**Task description:** Copy out each line featuring the string "Sparsity" from the entries beneath.

**Listed records:**
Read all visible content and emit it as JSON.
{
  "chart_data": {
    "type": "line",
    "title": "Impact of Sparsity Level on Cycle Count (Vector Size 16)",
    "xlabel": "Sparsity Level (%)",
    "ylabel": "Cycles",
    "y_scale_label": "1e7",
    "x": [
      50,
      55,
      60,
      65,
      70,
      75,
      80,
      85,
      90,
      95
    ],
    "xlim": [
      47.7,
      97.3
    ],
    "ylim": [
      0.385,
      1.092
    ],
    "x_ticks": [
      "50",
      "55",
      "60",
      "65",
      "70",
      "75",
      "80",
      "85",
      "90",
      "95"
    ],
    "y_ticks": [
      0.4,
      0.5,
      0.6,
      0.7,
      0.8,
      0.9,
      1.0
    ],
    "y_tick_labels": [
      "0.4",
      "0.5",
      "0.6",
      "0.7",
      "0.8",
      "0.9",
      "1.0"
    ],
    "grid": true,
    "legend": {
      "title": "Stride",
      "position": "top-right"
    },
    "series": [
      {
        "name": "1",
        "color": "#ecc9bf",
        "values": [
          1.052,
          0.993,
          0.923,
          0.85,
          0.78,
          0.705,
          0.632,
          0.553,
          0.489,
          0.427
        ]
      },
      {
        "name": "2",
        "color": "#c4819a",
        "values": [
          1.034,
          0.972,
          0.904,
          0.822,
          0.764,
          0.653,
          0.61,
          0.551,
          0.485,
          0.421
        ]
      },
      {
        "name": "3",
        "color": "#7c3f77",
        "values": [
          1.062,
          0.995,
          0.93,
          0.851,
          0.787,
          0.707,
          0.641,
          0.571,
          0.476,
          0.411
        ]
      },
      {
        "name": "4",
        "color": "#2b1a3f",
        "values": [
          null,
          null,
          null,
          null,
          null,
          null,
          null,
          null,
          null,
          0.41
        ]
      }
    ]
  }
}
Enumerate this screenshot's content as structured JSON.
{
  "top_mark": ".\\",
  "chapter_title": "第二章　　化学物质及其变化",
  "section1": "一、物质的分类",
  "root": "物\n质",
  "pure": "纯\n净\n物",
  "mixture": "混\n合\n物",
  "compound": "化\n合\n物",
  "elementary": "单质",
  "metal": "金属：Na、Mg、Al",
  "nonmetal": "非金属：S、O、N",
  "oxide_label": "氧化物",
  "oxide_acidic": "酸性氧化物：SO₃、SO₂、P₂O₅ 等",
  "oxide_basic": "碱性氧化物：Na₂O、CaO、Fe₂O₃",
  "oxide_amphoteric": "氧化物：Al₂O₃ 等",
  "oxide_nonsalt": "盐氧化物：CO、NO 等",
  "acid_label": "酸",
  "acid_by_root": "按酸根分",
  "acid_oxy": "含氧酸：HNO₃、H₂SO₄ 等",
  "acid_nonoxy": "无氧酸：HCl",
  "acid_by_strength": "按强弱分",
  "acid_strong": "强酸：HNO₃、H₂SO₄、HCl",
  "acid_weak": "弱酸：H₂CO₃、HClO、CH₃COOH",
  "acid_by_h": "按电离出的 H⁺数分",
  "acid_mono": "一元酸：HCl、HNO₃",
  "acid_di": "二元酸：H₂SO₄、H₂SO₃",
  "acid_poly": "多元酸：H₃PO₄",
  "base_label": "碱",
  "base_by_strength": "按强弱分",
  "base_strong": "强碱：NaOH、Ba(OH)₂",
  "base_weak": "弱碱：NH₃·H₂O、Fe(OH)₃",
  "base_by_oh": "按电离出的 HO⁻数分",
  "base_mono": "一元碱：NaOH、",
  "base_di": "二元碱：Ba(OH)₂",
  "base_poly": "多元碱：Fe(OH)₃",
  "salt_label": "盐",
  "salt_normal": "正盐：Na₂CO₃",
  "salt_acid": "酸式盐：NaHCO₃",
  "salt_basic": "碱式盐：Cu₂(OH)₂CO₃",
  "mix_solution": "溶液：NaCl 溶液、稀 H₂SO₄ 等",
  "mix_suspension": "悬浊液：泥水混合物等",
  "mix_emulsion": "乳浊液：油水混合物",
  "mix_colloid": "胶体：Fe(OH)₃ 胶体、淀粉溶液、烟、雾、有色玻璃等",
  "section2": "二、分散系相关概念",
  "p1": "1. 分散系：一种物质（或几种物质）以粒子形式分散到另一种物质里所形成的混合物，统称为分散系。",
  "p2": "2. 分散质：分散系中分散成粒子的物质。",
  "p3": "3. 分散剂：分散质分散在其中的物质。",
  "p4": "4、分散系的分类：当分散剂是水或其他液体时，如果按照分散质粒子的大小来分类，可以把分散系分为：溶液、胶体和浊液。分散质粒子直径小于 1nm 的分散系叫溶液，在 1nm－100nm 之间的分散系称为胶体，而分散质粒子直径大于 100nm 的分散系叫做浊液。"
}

**Answer below:**
    "title": "Impact of Sparsity Level on Cycle Count (Vector Size 16)",
    "xlabel": "Sparsity Level (%)",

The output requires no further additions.